- **Page**
When instantiated, the required rate can be obtained via handle.sample_rate. Expected number of audio samples per frame is handle.frame_length. The engine accepts 16-bit linearly-encoded PCM and operates on single-channel audio. The set of supported commands can be retrieved (in YAML format) via handle.context_info.

def get_next_audio_frame():
    pass

while True:
    handle.process(get_next_audio_frame())

When done, resources have to be released explicitly handle.delete().

NodeJS

The Picovoice SDK for NodeJS is available from NPM:

yarn add @picovoice/picovoice-node

(or)

npm install @picovoice/picovoice-node

The SDK provides the Picovoice class. Create an instance of this class using a Porcupine keyword (with .ppn extension) and Rhino context file (with .rhn extension), as well as callback functions that will be invoked on wake word detection and command inference completion events, respectively:

const Picovoice = require("@picovoice/picovoice-node");

let keywordCallback = function (keyword) {
  console.log(`Wake word detected`);
};

let inferenceCallback = function (inference) {
  console.log("Inference:");
  console.log(JSON.stringify(inference, null, 4));
};

let handle = new Picovoice(
  keywordArgument,
  keywordCallback,
  contextPath,
  inferenceCallback
);

The keywordArgument can either be a path to a Porcupine keyword file (.ppn), or one of the built-in keywords (integer enums). The contextPath is the path to the Rhino context file (.rhn).

Upon constructing the Picovoice class, send it frames of audio via its process method. Internally, Picovoice will switch between wake word detection and inference. The Picovoice class includes frameLength and sampleRate properties for the format of audio required.

// process audio frames that match the Picovoice requirements (16-bit linear pcm audio, single-channel)
while (true) {
  handle.process(frame);
}

As the audio is processed through the Picovoice engines, the callbacks will fire.

.NET

You can install the latest version of Picovoice by adding the latest Picovoice NuGet package in Visual Studio or using the .NET CLI.

dotnet add package Picovoice

To create an instance of Picovoice, do the following:

using Pv;

string keywordPath = "/absolute/path/to/keyword.ppn";

void wakeWordCallback() => {..}

string contextPath = "/absolute/path/to/context.rhn";

void inferenceCallback(Inference inference)
{
    // `inference` exposes three immutable properties:
    // (1) `IsUnderstood`
    // (2) `Intent`
    // (3) `Slots`
    // ..
}

Picovoice handle = new Picovoice(keywordPath,
                                 wakeWordCallback,
                                 contextPath,
                                 inferenceCallback);

handle is an instance of Picovoice runtime engine that detects utterances of wake phrase defined in the file located at keywordPath. Upon detection of wake word it starts inferring user's intent from the follow-on voice command within the context defined by the file located at contextPath. keywordPath is the absolute path to Porcupine wake word engine keyword file (with .ppn extension). contextPath is the absolute path to Rhino Speech-to-Intent engine context file (with .rhn extension). wakeWordCallback is invoked upon the detection of wake phrase and inferenceCallback is invoked upon completion of follow-on voice command inference.

- **Stated goal A**
Copy out the listing below from its first line down to the line that contains "Pythia 6.428 391 (144, 247, 149, 253)", keeping both of those lines.

- **Material shown**
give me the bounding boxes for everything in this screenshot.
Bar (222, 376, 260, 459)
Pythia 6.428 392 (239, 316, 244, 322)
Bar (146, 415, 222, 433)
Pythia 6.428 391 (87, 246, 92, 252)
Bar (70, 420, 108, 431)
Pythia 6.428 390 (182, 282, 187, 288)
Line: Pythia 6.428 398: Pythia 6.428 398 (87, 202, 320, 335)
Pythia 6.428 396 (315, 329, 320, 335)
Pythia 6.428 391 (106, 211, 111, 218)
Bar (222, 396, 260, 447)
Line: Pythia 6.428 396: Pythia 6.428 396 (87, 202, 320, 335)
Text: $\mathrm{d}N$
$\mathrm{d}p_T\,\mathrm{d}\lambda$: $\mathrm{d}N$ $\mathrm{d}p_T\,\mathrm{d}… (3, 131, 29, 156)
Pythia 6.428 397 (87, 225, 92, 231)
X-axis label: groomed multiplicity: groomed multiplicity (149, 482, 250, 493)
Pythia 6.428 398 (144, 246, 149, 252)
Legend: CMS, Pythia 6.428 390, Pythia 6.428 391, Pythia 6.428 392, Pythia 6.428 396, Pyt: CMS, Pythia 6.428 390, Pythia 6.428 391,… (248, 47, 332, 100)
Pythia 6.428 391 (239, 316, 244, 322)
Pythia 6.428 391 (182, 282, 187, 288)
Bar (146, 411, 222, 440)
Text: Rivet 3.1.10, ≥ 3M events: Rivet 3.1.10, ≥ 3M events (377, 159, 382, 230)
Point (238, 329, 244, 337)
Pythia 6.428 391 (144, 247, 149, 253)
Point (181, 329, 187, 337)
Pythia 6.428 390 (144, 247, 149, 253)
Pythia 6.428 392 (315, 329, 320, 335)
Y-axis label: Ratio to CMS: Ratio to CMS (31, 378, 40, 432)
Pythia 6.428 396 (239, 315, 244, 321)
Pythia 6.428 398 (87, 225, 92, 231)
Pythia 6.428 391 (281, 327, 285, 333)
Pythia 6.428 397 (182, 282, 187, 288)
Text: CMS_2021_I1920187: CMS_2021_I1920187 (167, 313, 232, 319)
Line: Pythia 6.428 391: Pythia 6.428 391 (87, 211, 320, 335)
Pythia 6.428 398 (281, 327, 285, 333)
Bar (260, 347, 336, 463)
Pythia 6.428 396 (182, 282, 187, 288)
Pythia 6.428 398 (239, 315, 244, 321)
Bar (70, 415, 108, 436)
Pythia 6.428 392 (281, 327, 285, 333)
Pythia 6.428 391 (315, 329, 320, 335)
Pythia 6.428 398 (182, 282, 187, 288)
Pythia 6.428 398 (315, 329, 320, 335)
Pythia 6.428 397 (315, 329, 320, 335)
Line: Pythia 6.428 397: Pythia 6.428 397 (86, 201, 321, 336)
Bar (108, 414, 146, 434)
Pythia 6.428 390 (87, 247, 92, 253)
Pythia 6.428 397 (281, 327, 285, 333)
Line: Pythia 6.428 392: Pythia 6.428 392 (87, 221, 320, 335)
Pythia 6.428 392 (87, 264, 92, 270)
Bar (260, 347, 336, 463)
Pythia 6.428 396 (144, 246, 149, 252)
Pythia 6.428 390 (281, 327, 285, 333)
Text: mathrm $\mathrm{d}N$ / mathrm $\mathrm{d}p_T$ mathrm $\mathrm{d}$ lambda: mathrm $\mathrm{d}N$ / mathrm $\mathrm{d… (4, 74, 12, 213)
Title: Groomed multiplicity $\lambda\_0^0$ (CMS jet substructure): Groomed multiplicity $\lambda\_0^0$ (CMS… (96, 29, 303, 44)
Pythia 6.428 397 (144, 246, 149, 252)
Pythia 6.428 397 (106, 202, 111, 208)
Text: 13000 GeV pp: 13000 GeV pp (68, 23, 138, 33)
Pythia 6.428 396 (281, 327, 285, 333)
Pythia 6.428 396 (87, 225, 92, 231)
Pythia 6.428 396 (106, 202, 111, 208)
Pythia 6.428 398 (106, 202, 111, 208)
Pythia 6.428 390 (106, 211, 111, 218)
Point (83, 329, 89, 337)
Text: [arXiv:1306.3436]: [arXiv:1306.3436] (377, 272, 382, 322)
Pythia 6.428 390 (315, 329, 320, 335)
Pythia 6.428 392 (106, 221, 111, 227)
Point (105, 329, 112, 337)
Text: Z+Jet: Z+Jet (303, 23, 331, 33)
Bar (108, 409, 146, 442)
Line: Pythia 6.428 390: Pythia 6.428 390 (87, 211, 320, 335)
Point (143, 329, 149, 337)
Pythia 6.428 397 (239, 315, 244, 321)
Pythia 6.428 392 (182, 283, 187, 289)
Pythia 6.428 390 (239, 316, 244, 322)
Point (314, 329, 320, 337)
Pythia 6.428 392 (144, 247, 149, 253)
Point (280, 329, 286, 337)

- **Stated goal B**
Answer these questions using the Picovoice SDK page:
(i) What yarn command adds the Picovoice SDK for NodeJS?
(ii) What file extension does a Rhino context file have?
(iii) In the .NET code, what three immutable properties does `inference` expose?

- **Exercise response A**
give me the bounding boxes for everything in this screenshot.
Bar (222, 376, 260, 459)
Pythia 6.428 392 (239, 316, 244, 322)
Bar (146, 415, 222, 433)
Pythia 6.428 391 (87, 246, 92, 252)
Bar (70, 420, 108, 431)
Pythia 6.428 390 (182, 282, 187, 288)
Line: Pythia 6.428 398: Pythia 6.428 398 (87, 202, 320, 335)
Pythia 6.428 396 (315, 329, 320, 335)
Pythia 6.428 391 (106, 211, 111, 218)
Bar (222, 396, 260, 447)
Line: Pythia 6.428 396: Pythia 6.428 396 (87, 202, 320, 335)
Text: $\mathrm{d}N$
$\mathrm{d}p_T\,\mathrm{d}\lambda$: $\mathrm{d}N$ $\mathrm{d}p_T\,\mathrm{d}… (3, 131, 29, 156)
Pythia 6.428 397 (87, 225, 92, 231)
X-axis label: groomed multiplicity: groomed multiplicity (149, 482, 250, 493)
Pythia 6.428 398 (144, 246, 149, 252)
Legend: CMS, Pythia 6.428 390, Pythia 6.428 391, Pythia 6.428 392, Pythia 6.428 396, Pyt: CMS, Pythia 6.428 390, Pythia 6.428 391,… (248, 47, 332, 100)
Pythia 6.428 391 (239, 316, 244, 322)
Pythia 6.428 391 (182, 282, 187, 288)
Bar (146, 411, 222, 440)
Text: Rivet 3.1.10, ≥ 3M events: Rivet 3.1.10, ≥ 3M events (377, 159, 382, 230)
Point (238, 329, 244, 337)
Pythia 6.428 391 (144, 247, 149, 253)

- **Exercise response B**
(i) yarn add @picovoice/picovoice-node
(ii) .rhn
(iii) IsUnderstood, Intent and Slots